▶ _Written task_
In the first block of records below, reproduce verbatim the lines beginning with the line that contains "bbox=[428, 1037, 1450, 1145]" and continuing through the line that contains "value-mobile-phone: 13909660617 bbox=[898, 933, 1450, 1037]", including both of these lines. Provide only those lines.

▶ _Task data_

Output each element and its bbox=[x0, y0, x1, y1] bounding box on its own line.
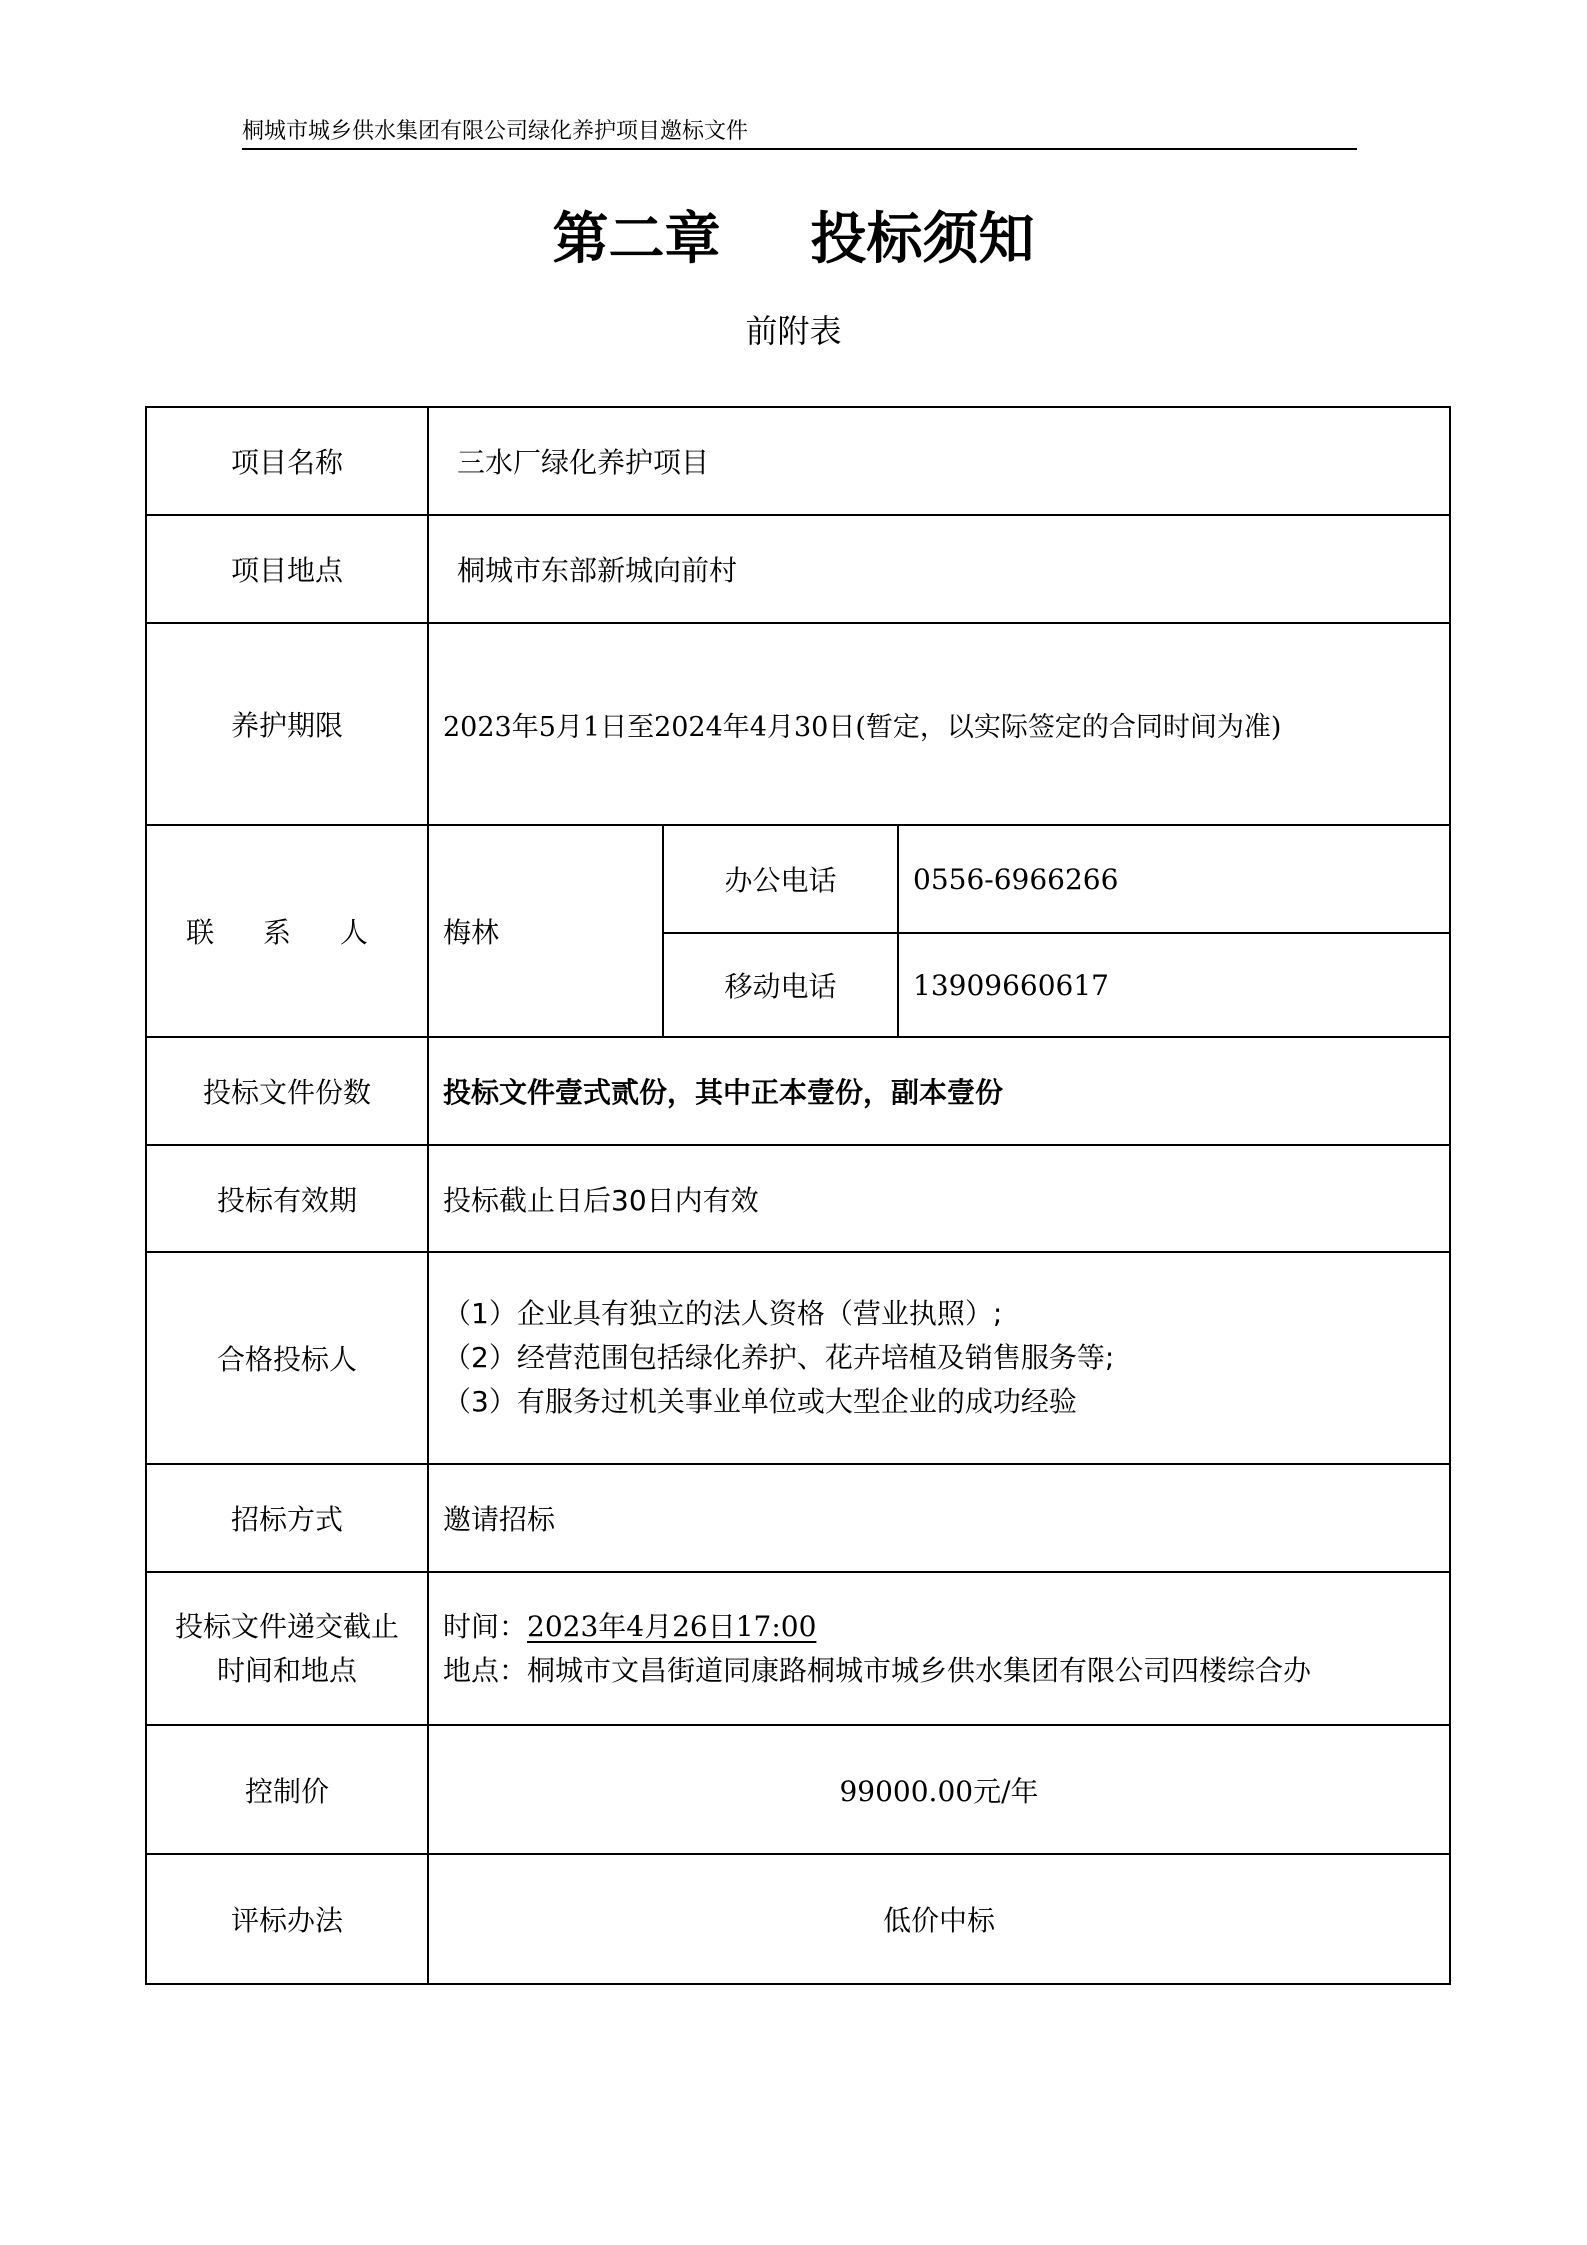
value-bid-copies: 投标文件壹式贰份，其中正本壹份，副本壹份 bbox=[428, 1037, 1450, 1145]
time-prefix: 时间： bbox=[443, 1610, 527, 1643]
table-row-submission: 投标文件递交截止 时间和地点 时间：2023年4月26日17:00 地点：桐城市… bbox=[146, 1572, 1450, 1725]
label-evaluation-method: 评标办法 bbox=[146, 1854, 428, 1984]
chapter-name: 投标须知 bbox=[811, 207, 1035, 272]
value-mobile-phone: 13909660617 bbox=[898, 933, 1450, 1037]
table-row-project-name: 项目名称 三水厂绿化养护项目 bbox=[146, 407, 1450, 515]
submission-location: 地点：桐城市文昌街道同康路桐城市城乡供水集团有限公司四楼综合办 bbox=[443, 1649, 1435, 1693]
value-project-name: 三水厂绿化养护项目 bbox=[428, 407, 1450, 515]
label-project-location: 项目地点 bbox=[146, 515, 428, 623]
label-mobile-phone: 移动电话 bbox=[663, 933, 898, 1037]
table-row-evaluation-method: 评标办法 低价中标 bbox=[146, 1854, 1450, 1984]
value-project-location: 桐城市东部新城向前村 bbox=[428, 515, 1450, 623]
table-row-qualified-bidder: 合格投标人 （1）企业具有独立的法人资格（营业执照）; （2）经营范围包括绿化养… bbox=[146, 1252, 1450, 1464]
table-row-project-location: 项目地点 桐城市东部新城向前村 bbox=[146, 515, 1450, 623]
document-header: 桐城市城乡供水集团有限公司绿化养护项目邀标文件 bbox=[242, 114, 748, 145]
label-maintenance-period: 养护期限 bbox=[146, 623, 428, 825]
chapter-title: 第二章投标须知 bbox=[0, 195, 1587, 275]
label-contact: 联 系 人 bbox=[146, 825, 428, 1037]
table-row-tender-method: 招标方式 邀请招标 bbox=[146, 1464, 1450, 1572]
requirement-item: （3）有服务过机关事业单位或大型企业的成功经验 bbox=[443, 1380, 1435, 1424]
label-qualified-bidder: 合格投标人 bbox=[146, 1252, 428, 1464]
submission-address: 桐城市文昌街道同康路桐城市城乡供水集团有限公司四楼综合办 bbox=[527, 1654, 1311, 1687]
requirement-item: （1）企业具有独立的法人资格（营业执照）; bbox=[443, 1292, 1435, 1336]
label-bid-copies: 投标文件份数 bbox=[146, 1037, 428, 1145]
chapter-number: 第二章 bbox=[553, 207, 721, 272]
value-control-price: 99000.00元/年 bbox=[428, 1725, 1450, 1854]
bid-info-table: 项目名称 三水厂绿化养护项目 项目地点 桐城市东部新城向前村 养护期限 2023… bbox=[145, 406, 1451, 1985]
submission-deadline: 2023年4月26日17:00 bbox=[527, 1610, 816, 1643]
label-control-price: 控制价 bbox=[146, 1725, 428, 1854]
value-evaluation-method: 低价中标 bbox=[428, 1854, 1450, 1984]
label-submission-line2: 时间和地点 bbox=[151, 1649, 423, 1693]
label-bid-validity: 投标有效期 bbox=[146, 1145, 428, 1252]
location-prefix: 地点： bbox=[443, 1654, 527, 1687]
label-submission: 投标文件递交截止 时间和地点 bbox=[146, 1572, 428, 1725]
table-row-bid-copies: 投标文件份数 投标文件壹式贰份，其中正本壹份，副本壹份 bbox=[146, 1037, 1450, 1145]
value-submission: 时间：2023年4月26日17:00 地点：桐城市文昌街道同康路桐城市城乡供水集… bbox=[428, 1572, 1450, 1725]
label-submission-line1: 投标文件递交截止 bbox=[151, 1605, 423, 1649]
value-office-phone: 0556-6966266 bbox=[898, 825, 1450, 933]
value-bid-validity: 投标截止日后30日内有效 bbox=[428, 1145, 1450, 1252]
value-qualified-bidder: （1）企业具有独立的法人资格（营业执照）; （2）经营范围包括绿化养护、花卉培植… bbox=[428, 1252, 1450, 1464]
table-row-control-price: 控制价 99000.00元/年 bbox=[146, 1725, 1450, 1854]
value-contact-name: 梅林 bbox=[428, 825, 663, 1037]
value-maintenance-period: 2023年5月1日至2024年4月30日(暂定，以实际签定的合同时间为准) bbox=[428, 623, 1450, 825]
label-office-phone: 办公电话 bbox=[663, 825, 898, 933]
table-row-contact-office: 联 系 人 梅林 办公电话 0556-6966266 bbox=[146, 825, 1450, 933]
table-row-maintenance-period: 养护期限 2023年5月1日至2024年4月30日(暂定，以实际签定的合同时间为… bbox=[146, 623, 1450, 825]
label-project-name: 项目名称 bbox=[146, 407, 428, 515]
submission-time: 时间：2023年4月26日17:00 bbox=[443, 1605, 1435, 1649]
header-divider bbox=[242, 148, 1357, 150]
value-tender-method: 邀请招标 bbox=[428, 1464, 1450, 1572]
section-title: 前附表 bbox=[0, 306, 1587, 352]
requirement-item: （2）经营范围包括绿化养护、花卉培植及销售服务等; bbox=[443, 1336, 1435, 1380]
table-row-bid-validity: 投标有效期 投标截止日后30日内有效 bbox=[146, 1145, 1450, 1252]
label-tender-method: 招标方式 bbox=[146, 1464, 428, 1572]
==
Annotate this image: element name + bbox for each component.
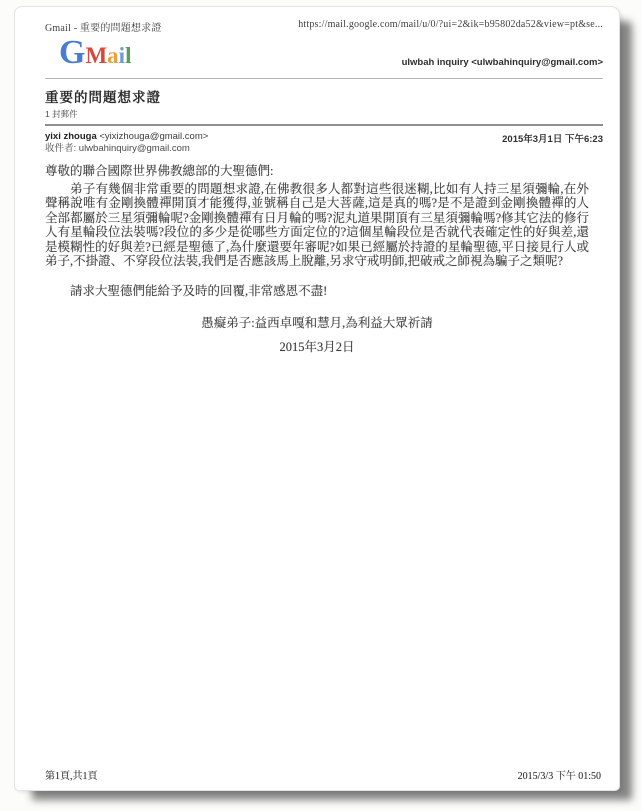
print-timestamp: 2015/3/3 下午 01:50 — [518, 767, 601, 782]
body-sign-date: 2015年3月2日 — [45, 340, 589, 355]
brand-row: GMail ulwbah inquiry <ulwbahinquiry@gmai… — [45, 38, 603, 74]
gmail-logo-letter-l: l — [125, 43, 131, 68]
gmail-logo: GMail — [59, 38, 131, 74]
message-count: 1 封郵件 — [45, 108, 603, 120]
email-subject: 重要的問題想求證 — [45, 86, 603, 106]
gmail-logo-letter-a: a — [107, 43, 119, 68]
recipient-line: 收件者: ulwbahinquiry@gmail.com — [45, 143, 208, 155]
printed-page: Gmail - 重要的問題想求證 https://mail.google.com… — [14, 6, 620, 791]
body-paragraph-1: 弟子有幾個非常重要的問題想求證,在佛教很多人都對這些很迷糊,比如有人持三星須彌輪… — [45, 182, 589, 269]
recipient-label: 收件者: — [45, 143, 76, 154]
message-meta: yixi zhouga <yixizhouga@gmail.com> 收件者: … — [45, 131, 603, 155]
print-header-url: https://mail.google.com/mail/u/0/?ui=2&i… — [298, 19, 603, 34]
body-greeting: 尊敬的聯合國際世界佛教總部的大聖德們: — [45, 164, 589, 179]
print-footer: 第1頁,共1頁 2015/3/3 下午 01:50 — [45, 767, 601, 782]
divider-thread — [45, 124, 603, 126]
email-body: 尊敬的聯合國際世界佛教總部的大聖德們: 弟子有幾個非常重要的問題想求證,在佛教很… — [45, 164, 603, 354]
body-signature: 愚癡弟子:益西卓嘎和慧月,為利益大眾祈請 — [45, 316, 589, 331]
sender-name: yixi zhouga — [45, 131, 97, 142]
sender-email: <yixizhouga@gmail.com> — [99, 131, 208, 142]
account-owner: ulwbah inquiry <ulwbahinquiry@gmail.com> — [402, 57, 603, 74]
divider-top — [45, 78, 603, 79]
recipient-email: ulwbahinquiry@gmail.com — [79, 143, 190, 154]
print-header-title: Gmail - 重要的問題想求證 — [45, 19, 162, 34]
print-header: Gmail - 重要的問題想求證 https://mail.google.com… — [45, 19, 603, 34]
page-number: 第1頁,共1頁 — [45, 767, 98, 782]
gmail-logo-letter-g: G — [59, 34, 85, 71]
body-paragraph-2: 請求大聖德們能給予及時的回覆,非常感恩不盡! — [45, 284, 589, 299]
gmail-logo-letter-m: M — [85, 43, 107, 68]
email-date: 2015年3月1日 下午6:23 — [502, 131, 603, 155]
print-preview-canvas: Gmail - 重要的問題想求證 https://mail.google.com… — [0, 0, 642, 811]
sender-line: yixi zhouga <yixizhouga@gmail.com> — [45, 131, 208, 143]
* * *
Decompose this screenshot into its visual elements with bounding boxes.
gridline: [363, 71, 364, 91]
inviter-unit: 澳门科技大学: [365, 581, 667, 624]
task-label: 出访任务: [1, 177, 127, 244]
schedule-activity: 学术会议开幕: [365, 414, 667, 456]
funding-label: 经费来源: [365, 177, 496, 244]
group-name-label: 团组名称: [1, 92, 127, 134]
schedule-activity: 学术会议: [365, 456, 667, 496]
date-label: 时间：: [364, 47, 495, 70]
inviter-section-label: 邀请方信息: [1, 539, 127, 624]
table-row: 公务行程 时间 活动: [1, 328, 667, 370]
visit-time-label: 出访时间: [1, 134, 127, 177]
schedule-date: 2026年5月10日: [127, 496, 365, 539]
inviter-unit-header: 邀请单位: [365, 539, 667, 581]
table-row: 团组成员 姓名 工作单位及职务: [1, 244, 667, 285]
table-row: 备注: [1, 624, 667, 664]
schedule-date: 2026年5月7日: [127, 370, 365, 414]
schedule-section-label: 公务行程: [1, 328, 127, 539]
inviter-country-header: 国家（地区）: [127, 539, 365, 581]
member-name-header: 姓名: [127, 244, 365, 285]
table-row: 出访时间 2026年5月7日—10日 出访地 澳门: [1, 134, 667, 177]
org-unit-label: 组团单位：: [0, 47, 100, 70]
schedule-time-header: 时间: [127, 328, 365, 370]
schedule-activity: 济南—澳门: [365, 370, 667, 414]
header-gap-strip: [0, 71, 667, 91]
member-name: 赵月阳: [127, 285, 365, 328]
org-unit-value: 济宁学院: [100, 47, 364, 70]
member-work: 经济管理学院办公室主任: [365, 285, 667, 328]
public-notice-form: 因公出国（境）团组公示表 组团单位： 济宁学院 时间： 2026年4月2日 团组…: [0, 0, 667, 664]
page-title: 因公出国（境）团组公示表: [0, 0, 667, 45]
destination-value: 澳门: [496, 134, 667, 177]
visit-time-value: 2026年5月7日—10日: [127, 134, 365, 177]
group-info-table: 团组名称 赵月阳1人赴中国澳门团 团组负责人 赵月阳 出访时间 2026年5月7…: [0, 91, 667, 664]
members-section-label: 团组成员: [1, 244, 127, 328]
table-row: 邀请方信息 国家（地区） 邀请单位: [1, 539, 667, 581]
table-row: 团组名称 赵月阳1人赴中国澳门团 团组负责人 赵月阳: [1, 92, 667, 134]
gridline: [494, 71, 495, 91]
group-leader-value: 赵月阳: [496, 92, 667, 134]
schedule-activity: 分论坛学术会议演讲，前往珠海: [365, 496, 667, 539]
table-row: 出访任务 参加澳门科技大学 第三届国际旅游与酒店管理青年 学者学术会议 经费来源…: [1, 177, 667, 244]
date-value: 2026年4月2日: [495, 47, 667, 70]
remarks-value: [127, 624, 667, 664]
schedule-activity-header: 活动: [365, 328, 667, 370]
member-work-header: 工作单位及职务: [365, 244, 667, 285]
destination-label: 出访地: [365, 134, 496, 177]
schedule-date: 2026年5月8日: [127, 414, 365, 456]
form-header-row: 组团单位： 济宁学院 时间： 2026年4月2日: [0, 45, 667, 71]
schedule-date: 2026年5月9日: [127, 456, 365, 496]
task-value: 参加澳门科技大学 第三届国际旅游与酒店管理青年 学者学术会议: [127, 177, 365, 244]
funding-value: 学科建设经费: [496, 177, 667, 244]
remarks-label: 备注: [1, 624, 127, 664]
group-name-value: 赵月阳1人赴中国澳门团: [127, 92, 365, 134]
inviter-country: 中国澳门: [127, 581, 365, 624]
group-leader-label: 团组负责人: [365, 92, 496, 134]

▶ _Reply_
value-bid-copies: 投标文件壹式贰份，其中正本壹份，副本壹份 bbox=[428, 1037, 1450, 1145]
time-prefix: 时间： bbox=[443, 1610, 527, 1643]
table-row-submission: 投标文件递交截止 时间和地点 时间：2023年4月26日17:00 地点：桐城市… bbox=[146, 1572, 1450, 1725]
label-evaluation-method: 评标办法 bbox=[146, 1854, 428, 1984]
chapter-name: 投标须知 bbox=[811, 207, 1035, 272]
value-mobile-phone: 13909660617 bbox=[898, 933, 1450, 1037]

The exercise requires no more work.